Our third daughter Tassa called and announced her engagement to be married at the end of the year. We are thrilled for her despite the short lead time we had to get ready.

We have every confidence in her and her choice for a husband. It took a while for the two of them to come to the same conclusion simultaneously. Oh, the agony of making one of the most important decisions of their lives! Courtship, for all its romance and excitement, has its pain and doubt as young lovers learn to trust their own feelings, renounce their freedoms and make commitments that are serious and sacred.

In the past, I've written a column on the type of young men I hoped my daughters would marry. I've also written timely marriage advice columns for two other daughters and their future husbands. Tassa and Geoff, file this away for a rainy day.

1. Build and keep alive the memories of your courtship and early marriage. Remember the awe and admiration that first attracted you to each other. You wanted someone special because you are special. You have experienced the exhilaration and wonder of falling in love, the excitement of sexual attraction, the easy conversations, the soul sharing, the adventures and the gifts of love.

Your blind idealization of each other will sustain you when you become acquainted with the reality of your loved one's weaknesses and imperfections. Keep the story of your courtship alive. Keep alive the image of whom you once were and how it all began so your radiant love and bright memories will cushion your disappointment and anger when your partner falls short.

You need double vision. One vision sees and remembers the reservoir of love and goodness that was there from the start. The other vision sees your partner in cold reality. Be willing to confront truth, work for change and give honest feedback so that your relationship can grow and improve.
■ ■ ■ ■ ■ ■ ■
• Stated goal a
Copy word for word the lines of the records between the line holding "login-note: << Please" and the line holding "answer-button[interactable]: Yes [215,392,258,417]", both included.
The records have nothing to do with the marriage advice column.

• Provided data
■ ■ ■ ■ ■ ■ ■
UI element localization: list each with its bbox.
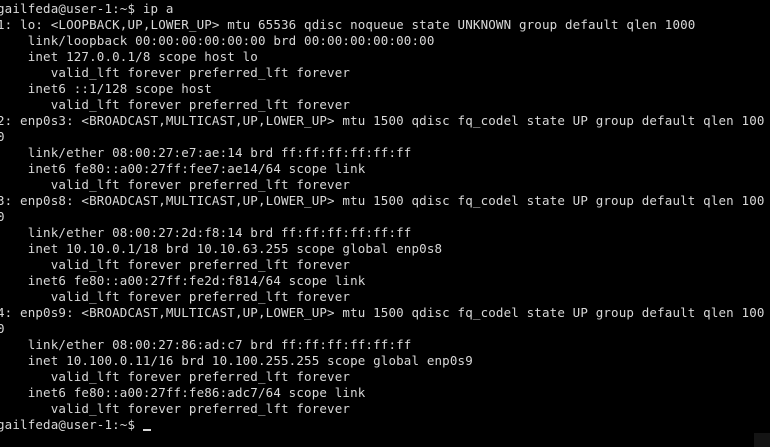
output-line: inet6 ::1/128 scope host [0,81,212,96]
output-line: link/loopback 00:00:00:00:00:00 brd 00:0… [0,33,435,48]
output-line: link/ether 08:00:27:2d:f8:14 brd ff:ff:f… [0,225,412,240]
command-prompt-line[interactable]: gailfeda@user-1:~$ [0,417,770,433]
output-line: inet 10.10.0.1/18 brd 10.10.63.255 scope… [0,241,443,256]
output-line: inet6 fe80::a00:27ff:fe86:adc7/64 scope … [0,385,366,400]
output-line: valid_lft forever preferred_lft forever [0,177,351,192]
output-line: 3: enp0s8: <BROADCAST,MULTICAST,UP,LOWER… [0,193,765,208]
output-line: gailfeda@user-1:~$ ip a [0,1,174,16]
output-line: valid_lft forever preferred_lft forever [0,401,351,416]
output-line: 4: enp0s9: <BROADCAST,MULTICAST,UP,LOWER… [0,305,765,320]
output-line: valid_lft forever preferred_lft forever [0,257,351,272]
output-line: 0 [0,209,5,224]
corner-strip [754,433,770,447]
shell-prompt: gailfeda@user-1:~$ [0,417,143,432]
output-line: 1: lo: <LOOPBACK,UP,LOWER_UP> mtu 65536 … [0,17,696,32]
output-line: 0 [0,129,5,144]
output-line: valid_lft forever preferred_lft forever [0,289,351,304]
text-cursor [142,429,151,431]
terminal-window[interactable]: gailfeda@user-1:~$ ip a 1: lo: <LOOPBACK… [0,0,770,447]
output-line: link/ether 08:00:27:86:ad:c7 brd ff:ff:f… [0,337,412,352]
output-line: valid_lft forever preferred_lft forever [0,369,351,384]
output-line: inet 127.0.0.1/8 scope host lo [0,49,258,64]
output-line: inet 10.100.0.11/16 brd 10.100.255.255 s… [0,353,473,368]
output-line: 0 [0,321,5,336]
output-line: valid_lft forever preferred_lft forever [0,97,351,112]
output-line: inet6 fe80::a00:27ff:fe2d:f814/64 scope … [0,273,366,288]
output-line: valid_lft forever preferred_lft forever [0,65,351,80]
output-line: 2: enp0s3: <BROADCAST,MULTICAST,UP,LOWER… [0,113,765,128]
output-line: link/ether 08:00:27:e7:ae:14 brd ff:ff:f… [0,145,412,160]
output-line: inet6 fe80::a00:27ff:fee7:ae14/64 scope … [0,161,366,176]
terminal-output: gailfeda@user-1:~$ ip a 1: lo: <LOOPBACK… [0,1,770,433]
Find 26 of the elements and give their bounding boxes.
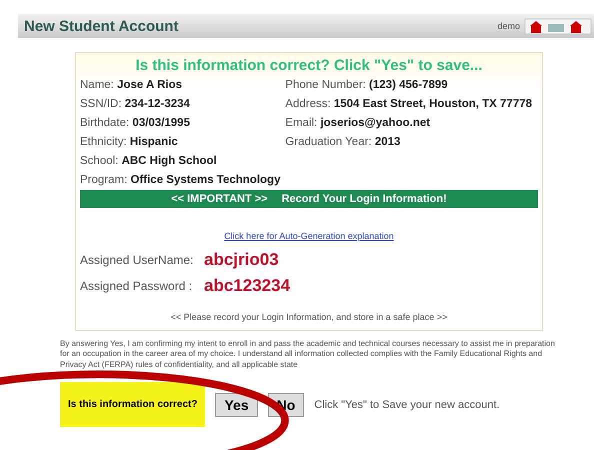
login-note: << Please record your Login Information, and store in a safe place >> [170,312,448,322]
save-hint: Click "Yes" to Save your new account. [314,398,500,411]
user-name: demo [497,21,520,31]
field-text: Address: 1504 East Street, Houston, TX 77778 [285,97,534,112]
answer-button[interactable]: Yes [215,392,258,417]
disclaimer-text: By answering Yes, I am confirming my intent to enroll in and pass the academic and technical courses necessary to assist me in preparation for an occupation in the career area of my choice. I understand all information collected complies with the Family Educational Rights and Privacy Act (FERPA) rules of confidentiality, and all applicable state [60,339,556,370]
banner-text: Record Your Login Information! [282,193,447,205]
credential-label: Assigned Password : [80,279,194,293]
confirm-question: Is this information correct? [60,382,206,428]
field-text: Email: joserios@yahoo.net [285,116,432,131]
page-title: New Student Account [24,18,178,34]
field-text: SSN/ID: 234-12-3234 [80,97,191,112]
credential-label: Assigned UserName: [80,253,194,267]
field-text: Program: Office Systems Technology [80,173,282,188]
field-text: Birthdate: 03/03/1995 [80,116,191,131]
credential-value: abcjrio03 [204,250,279,270]
banner-tag: << IMPORTANT >> [171,193,268,205]
logo-drawing [524,16,594,36]
field-text: Name: Jose A Rios [80,78,184,93]
info-heading: Is this information correct? Click "Yes" to save... [134,57,484,74]
field-text: School: ABC High School [80,154,218,169]
explanation-link[interactable]: Click here for Auto-Generation explanation [224,231,394,241]
credential-value: abc123234 [204,276,290,296]
field-text: Graduation Year: 2013 [285,135,402,150]
field-text: Ethnicity: Hispanic [80,135,179,150]
field-text: Phone Number: (123) 456-7899 [285,78,449,93]
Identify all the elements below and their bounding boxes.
■ ■ ■ ■ ■ ■ ■
• Stated goal b
Answer these questions from the marriage advice column:
(i) Which of the writer's daughters is Tassa?
(ii) When is Tassa to be married?
(iii) For how many other daughters has the writer written marriage advice columns?

• Written answer a
login-note: << Please record your Login Information, and store in a safe place >> [170,312,448,322]
save-hint: Click "Yes" to Save your new account. [314,398,500,411]
user-name: demo [497,21,520,31]
field-text: Address: 1504 East Street, Houston, TX 77778 [285,97,534,112]
answer-button[interactable]: Yes [215,392,258,417]

• Written answer b
(i) The third daughter.
(ii) At the end of the year.
(iii) Two.